Source records:
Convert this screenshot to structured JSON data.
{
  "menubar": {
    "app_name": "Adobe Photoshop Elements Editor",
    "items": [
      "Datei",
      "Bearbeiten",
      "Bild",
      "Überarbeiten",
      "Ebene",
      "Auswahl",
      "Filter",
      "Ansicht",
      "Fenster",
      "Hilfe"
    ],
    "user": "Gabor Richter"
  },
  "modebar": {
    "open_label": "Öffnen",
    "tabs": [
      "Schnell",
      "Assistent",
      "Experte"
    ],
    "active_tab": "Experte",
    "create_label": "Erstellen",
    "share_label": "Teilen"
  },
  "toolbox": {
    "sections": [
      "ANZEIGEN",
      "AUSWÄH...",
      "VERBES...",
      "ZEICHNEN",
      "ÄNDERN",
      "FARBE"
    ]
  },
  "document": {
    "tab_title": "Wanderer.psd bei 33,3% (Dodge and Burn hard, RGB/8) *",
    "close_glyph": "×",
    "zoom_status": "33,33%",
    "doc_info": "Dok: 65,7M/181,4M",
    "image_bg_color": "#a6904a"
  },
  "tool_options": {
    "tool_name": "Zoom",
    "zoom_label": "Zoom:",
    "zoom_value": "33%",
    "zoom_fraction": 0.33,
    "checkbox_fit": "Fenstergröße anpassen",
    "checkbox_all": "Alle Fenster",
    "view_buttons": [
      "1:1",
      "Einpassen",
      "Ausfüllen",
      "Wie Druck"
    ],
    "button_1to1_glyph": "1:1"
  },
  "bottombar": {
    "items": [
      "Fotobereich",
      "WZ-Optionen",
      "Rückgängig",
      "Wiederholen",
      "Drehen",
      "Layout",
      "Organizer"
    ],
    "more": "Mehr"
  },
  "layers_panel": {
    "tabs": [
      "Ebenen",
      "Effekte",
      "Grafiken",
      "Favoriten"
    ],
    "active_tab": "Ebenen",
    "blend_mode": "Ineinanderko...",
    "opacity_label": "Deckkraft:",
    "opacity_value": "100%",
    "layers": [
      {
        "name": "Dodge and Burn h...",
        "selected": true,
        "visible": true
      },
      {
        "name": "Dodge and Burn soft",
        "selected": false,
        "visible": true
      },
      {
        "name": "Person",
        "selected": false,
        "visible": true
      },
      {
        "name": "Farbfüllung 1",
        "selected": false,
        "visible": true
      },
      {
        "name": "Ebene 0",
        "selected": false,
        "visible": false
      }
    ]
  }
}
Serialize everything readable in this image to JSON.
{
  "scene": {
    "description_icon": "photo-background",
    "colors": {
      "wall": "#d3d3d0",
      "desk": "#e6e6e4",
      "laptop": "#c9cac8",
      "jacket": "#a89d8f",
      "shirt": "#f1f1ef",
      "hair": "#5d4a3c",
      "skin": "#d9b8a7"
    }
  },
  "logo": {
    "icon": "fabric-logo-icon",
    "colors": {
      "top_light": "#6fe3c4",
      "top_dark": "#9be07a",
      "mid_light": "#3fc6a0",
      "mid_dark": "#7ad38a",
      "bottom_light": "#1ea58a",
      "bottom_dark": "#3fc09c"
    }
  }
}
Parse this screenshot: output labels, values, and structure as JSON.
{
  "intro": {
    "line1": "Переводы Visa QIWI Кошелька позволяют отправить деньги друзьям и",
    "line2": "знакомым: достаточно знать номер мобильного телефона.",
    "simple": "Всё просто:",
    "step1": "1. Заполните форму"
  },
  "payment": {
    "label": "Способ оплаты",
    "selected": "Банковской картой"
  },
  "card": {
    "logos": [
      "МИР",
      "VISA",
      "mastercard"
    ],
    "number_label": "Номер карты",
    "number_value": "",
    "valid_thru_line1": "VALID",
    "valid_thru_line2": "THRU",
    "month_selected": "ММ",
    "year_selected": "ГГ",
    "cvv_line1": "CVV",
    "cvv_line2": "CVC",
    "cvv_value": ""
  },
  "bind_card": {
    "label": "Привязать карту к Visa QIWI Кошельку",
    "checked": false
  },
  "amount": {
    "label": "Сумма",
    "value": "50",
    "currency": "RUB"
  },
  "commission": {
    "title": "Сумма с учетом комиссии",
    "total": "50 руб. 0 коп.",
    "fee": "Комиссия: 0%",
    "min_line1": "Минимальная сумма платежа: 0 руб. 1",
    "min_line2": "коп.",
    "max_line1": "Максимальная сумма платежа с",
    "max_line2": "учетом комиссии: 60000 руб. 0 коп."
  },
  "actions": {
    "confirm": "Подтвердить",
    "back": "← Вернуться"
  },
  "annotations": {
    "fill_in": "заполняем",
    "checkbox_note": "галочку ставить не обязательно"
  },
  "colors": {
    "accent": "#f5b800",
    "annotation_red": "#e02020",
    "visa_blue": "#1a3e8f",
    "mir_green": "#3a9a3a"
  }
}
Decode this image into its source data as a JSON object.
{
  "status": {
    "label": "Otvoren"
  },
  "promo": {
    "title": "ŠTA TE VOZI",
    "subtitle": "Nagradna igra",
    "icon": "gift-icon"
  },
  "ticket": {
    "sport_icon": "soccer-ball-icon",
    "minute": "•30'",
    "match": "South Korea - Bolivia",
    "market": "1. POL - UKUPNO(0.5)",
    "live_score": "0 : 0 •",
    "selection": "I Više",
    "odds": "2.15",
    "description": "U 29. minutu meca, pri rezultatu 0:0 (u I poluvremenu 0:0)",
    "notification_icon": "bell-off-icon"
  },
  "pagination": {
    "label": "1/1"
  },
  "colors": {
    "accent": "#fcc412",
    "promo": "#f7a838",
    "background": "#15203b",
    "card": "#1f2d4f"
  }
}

Job:
Print the material above once more, exactly.

Written solution:
Convert this screenshot to structured JSON data.
{
  "menubar": {
    "app_name": "Adobe Photoshop Elements Editor",
    "items": [
      "Datei",
      "Bearbeiten",
      "Bild",
      "Überarbeiten",
      "Ebene",
      "Auswahl",
      "Filter",
      "Ansicht",
      "Fenster",
      "Hilfe"
    ],
    "user": "Gabor Richter"
  },
  "modebar": {
    "open_label": "Öffnen",
    "tabs": [
      "Schnell",
      "Assistent",
      "Experte"
    ],
    "active_tab": "Experte",
    "create_label": "Erstellen",
    "share_label": "Teilen"
  },
  "toolbox": {
    "sections": [
      "ANZEIGEN",
      "AUSWÄH...",
      "VERBES...",
      "ZEICHNEN",
      "ÄNDERN",
      "FARBE"
    ]
  },
  "document": {
    "tab_title": "Wanderer.psd bei 33,3% (Dodge and Burn hard, RGB/8) *",
    "close_glyph": "×",
    "zoom_status": "33,33%",
    "doc_info": "Dok: 65,7M/181,4M",
    "image_bg_color": "#a6904a"
  },
  "tool_options": {
    "tool_name": "Zoom",
    "zoom_label": "Zoom:",
    "zoom_value": "33%",
    "zoom_fraction": 0.33,
    "checkbox_fit": "Fenstergröße anpassen",
    "checkbox_all": "Alle Fenster",
    "view_buttons": [
      "1:1",
      "Einpassen",
      "Ausfüllen",
      "Wie Druck"
    ],
    "button_1to1_glyph": "1:1"
  },
  "bottombar": {
    "items": [
      "Fotobereich",
      "WZ-Optionen",
      "Rückgängig",
      "Wiederholen",
      "Drehen",
      "Layout",
      "Organizer"
    ],
    "more": "Mehr"
  },
  "layers_panel": {
    "tabs": [
      "Ebenen",
      "Effekte",
      "Grafiken",
      "Favoriten"
    ],
    "active_tab": "Ebenen",
    "blend_mode": "Ineinanderko...",
    "opacity_label": "Deckkraft:",
    "opacity_value": "100%",
    "layers": [
      {
        "name": "Dodge and Burn h...",
        "selected": true,
        "visible": true
      },
      {
        "name": "Dodge and Burn soft",
        "selected": false,
        "visible": true
      },
      {
        "name": "Person",
        "selected": false,
        "visible": true
      },
      {
        "name": "Farbfüllung 1",
        "selected": false,
        "visible": true
      },
      {
        "name": "Ebene 0",
        "selected": false,
        "visible": false
      }
    ]
  }
}
Serialize everything readable in this image to JSON.
{
  "scene": {
    "description_icon": "photo-background",
    "colors": {
      "wall": "#d3d3d0",
      "desk": "#e6e6e4",
      "laptop": "#c9cac8",
      "jacket": "#a89d8f",
      "shirt": "#f1f1ef",
      "hair": "#5d4a3c",
      "skin": "#d9b8a7"
    }
  },
  "logo": {
    "icon": "fabric-logo-icon",
    "colors": {
      "top_light": "#6fe3c4",
      "top_dark": "#9be07a",
      "mid_light": "#3fc6a0",
      "mid_dark": "#7ad38a",
      "bottom_light": "#1ea58a",
      "bottom_dark": "#3fc09c"
    }
  }
}
Parse this screenshot: output labels, values, and structure as JSON.
{
  "intro": {
    "line1": "Переводы Visa QIWI Кошелька позволяют отправить деньги друзьям и",
    "line2": "знакомым: достаточно знать номер мобильного телефона.",
    "simple": "Всё просто:",
    "step1": "1. Заполните форму"
  },
  "payment": {
    "label": "Способ оплаты",
    "selected": "Банковской картой"
  },
  "card": {
    "logos": [
      "МИР",
      "VISA",
      "mastercard"
    ],
    "number_label": "Номер карты",
    "number_value": "",
    "valid_thru_line1": "VALID",
    "valid_thru_line2": "THRU",
    "month_selected": "ММ",
    "year_selected": "ГГ",
    "cvv_line1": "CVV",
    "cvv_line2": "CVC",
    "cvv_value": ""
  },
  "bind_card": {
    "label": "Привязать карту к Visa QIWI Кошельку",
    "checked": false
  },
  "amount": {
    "label": "Сумма",
    "value": "50",
    "currency": "RUB"
  },
  "commission": {
    "title": "Сумма с учетом комиссии",
    "total": "50 руб. 0 коп.",
    "fee": "Комиссия: 0%",
    "min_line1": "Минимальная сумма платежа: 0 руб. 1",
    "min_line2": "коп.",
    "max_line1": "Максимальная сумма платежа с",
    "max_line2": "учетом комиссии: 60000 руб. 0 коп."
  },
  "actions": {
    "confirm": "Подтвердить",
    "back": "← Вернуться"
  },
  "annotations": {
    "fill_in": "заполняем",
    "checkbox_note": "галочку ставить не обязательно"
  },
  "colors": {
    "accent": "#f5b800",
    "annotation_red": "#e02020",
    "visa_blue": "#1a3e8f",
    "mir_green": "#3a9a3a"
  }
}
Decode this image into its source data as a JSON object.
{
  "status": {
    "label": "Otvoren"
  },
  "promo": {
    "title": "ŠTA TE VOZI",
    "subtitle": "Nagradna igra",
    "icon": "gift-icon"
  },
  "ticket": {
    "sport_icon": "soccer-ball-icon",
    "minute": "•30'",
    "match": "South Korea - Bolivia",
    "market": "1. POL - UKUPNO(0.5)",
    "live_score": "0 : 0 •",
    "selection": "I Više",
    "odds": "2.15",
    "description": "U 29. minutu meca, pri rezultatu 0:0 (u I poluvremenu 0:0)",
    "notification_icon": "bell-off-icon"
  },
  "pagination": {
    "label": "1/1"
  },
  "colors": {
    "accent": "#fcc412",
    "promo": "#f7a838",
    "background": "#15203b",
    "card": "#1f2d4f"
  }
}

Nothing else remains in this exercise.